Records from a data source
▬▬▬

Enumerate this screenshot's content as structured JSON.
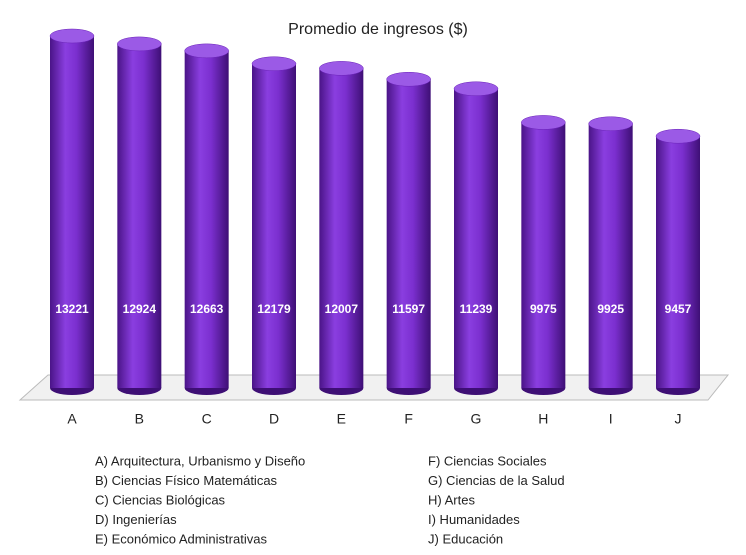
{
  "chart_data": {
    "type": "bar",
    "title": "Promedio de ingresos ($)",
    "categories": [
      "A",
      "B",
      "C",
      "D",
      "E",
      "F",
      "G",
      "H",
      "I",
      "J"
    ],
    "values": [
      13221,
      12924,
      12663,
      12179,
      12007,
      11597,
      11239,
      9975,
      9925,
      9457
    ],
    "color": "#7b2fcf",
    "legend_items": [
      "A) Arquitectura, Urbanismo y Diseño",
      "B) Ciencias Físico Matemáticas",
      "C) Ciencias Biológicas",
      "D) Ingenierías",
      "E) Económico Administrativas",
      "F) Ciencias Sociales",
      "G) Ciencias de la Salud",
      "H) Artes",
      "I)  Humanidades",
      "J) Educación"
    ]
  }
}
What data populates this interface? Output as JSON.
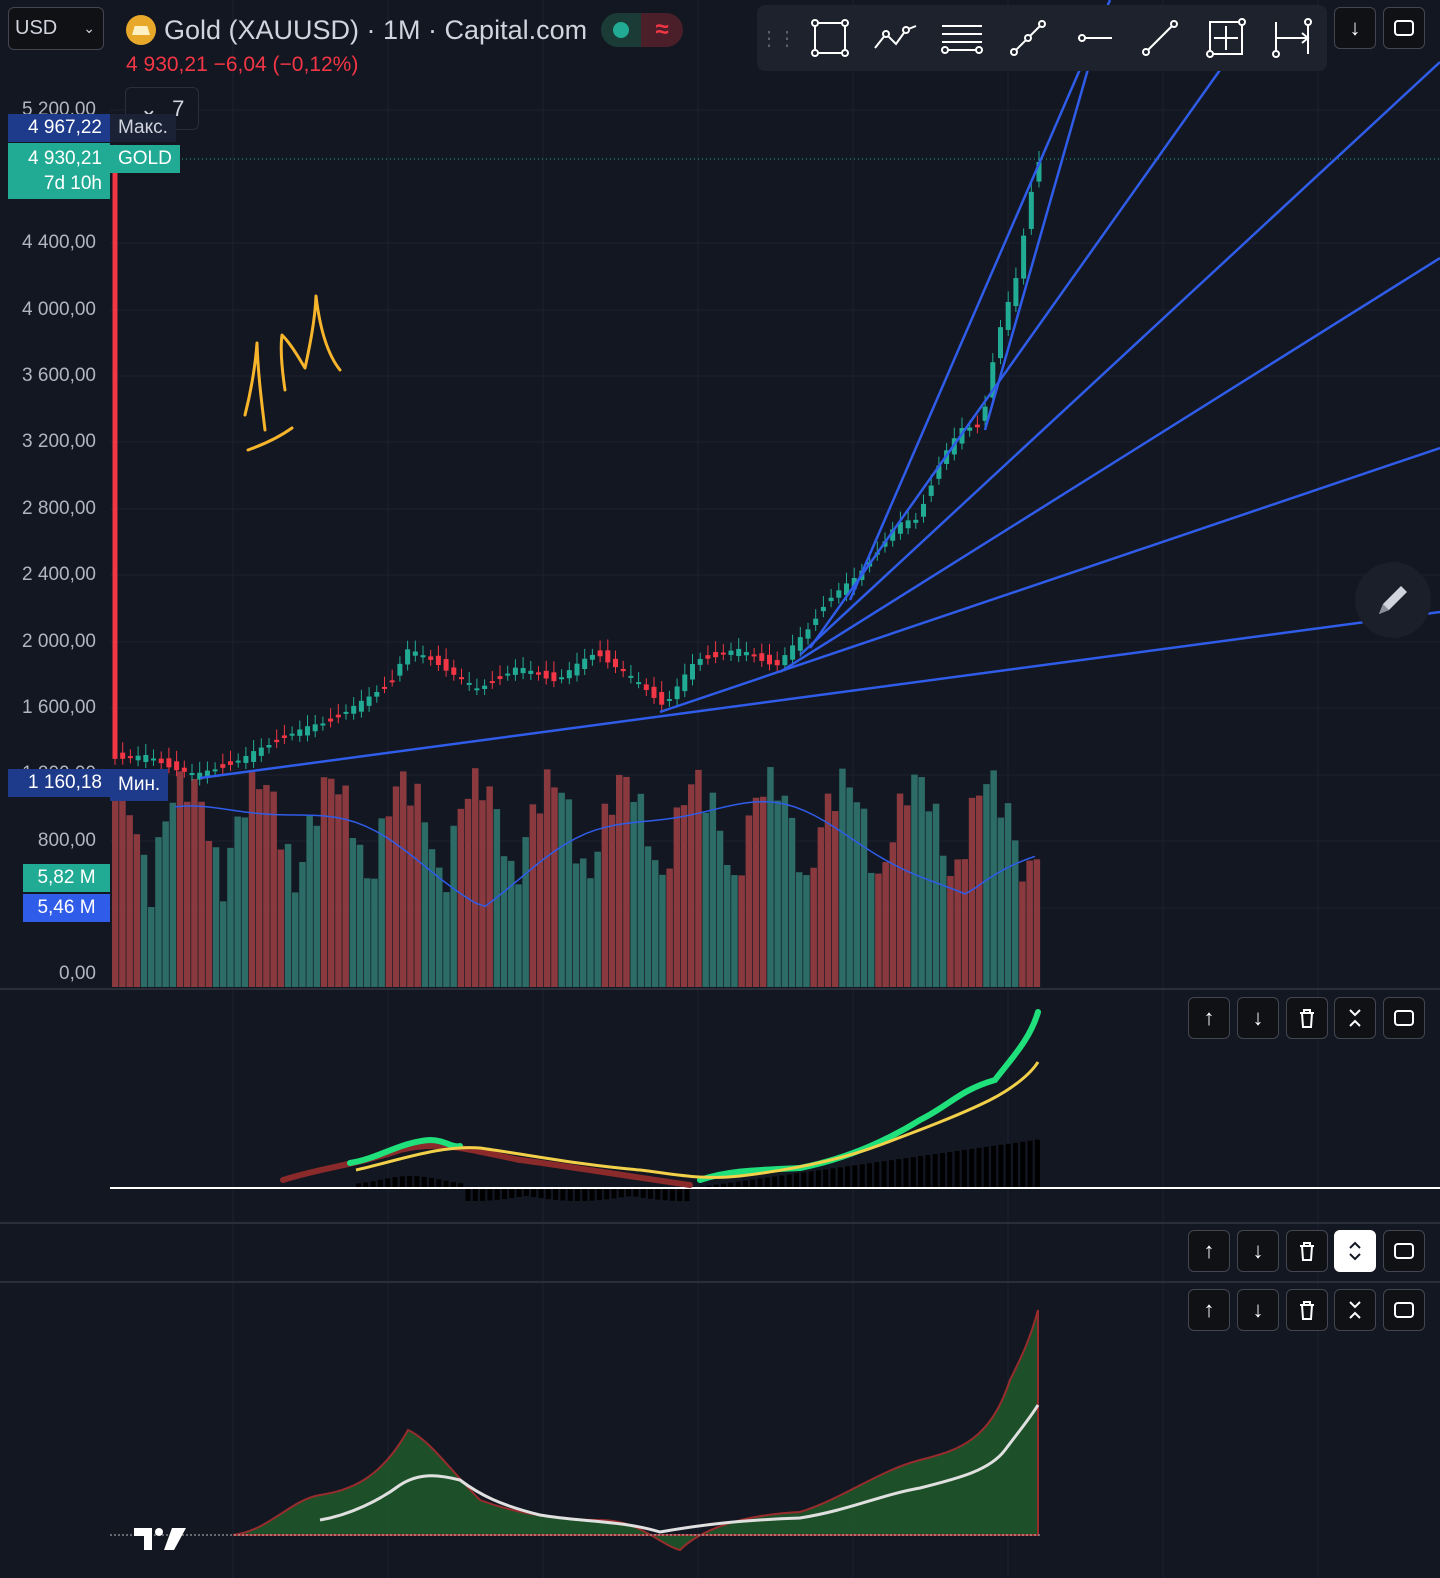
{
  "header": {
    "currency": "USD",
    "title": "Gold (XAUUSD) · 1M · Capital.com",
    "live_indicator": "live",
    "delay_indicator": "≈",
    "price_line": "4 930,21  −6,04 (−0,12%)",
    "collapse_count": "7"
  },
  "price_badges": {
    "max_value": "4 967,22",
    "max_label": "Макс.",
    "last_value": "4 930,21",
    "countdown": "7d 10h",
    "symbol_tag": "GOLD",
    "min_value": "1 160,18",
    "min_label": "Мин.",
    "volume_value": "5,82 M",
    "volume_ma_value": "5,46 M"
  },
  "price_axis": {
    "labels": [
      "5 200,00",
      "4 400,00",
      "4 000,00",
      "3 600,00",
      "3 200,00",
      "2 800,00",
      "2 400,00",
      "2 000,00",
      "1 600,00",
      "1 200,00",
      "800,00",
      "0,00"
    ]
  },
  "drawing_toolbar": {
    "tools": [
      "rectangle-icon",
      "path-icon",
      "parallel-channel-icon",
      "trend-line-icon",
      "horizontal-ray-icon",
      "line-icon",
      "crosshair-box-icon",
      "date-range-icon"
    ]
  },
  "annotation": "1M",
  "pane_controls": [
    "move-up-icon",
    "move-down-icon",
    "delete-icon",
    "collapse-icon",
    "maximize-icon"
  ],
  "colors": {
    "background": "#131722",
    "up": "#22ab94",
    "down": "#f23645",
    "fan": "#2f5ce8",
    "annotation": "#f7b52c",
    "macd_fast": "#1fe07a",
    "macd_slow": "#f2d04a"
  }
}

▬▬▬

◆ **WHAT YOU SHOULD DO**:
Print all the records again exactly; do not include any picture.

◆ **FINISHED ANSWER**:
Enumerate this screenshot's content as structured JSON.
{
  "chart_data": {
    "type": "bar",
    "title": "Promedio de ingresos ($)",
    "categories": [
      "A",
      "B",
      "C",
      "D",
      "E",
      "F",
      "G",
      "H",
      "I",
      "J"
    ],
    "values": [
      13221,
      12924,
      12663,
      12179,
      12007,
      11597,
      11239,
      9975,
      9925,
      9457
    ],
    "color": "#7b2fcf",
    "legend_items": [
      "A) Arquitectura, Urbanismo y Diseño",
      "B) Ciencias Físico Matemáticas",
      "C) Ciencias Biológicas",
      "D) Ingenierías",
      "E) Económico Administrativas",
      "F) Ciencias Sociales",
      "G) Ciencias de la Salud",
      "H) Artes",
      "I)  Humanidades",
      "J) Educación"
    ]
  }
}
What data populates this interface? Output as JSON.
{
  "header": {
    "currency": "USD",
    "title": "Gold (XAUUSD) · 1M · Capital.com",
    "live_indicator": "live",
    "delay_indicator": "≈",
    "price_line": "4 930,21  −6,04 (−0,12%)",
    "collapse_count": "7"
  },
  "price_badges": {
    "max_value": "4 967,22",
    "max_label": "Макс.",
    "last_value": "4 930,21",
    "countdown": "7d 10h",
    "symbol_tag": "GOLD",
    "min_value": "1 160,18",
    "min_label": "Мин.",
    "volume_value": "5,82 M",
    "volume_ma_value": "5,46 M"
  },
  "price_axis": {
    "labels": [
      "5 200,00",
      "4 400,00",
      "4 000,00",
      "3 600,00",
      "3 200,00",
      "2 800,00",
      "2 400,00",
      "2 000,00",
      "1 600,00",
      "1 200,00",
      "800,00",
      "0,00"
    ]
  },
  "drawing_toolbar": {
    "tools": [
      "rectangle-icon",
      "path-icon",
      "parallel-channel-icon",
      "trend-line-icon",
      "horizontal-ray-icon",
      "line-icon",
      "crosshair-box-icon",
      "date-range-icon"
    ]
  },
  "annotation": "1M",
  "pane_controls": [
    "move-up-icon",
    "move-down-icon",
    "delete-icon",
    "collapse-icon",
    "maximize-icon"
  ],
  "colors": {
    "background": "#131722",
    "up": "#22ab94",
    "down": "#f23645",
    "fan": "#2f5ce8",
    "annotation": "#f7b52c",
    "macd_fast": "#1fe07a",
    "macd_slow": "#f2d04a"
  }
}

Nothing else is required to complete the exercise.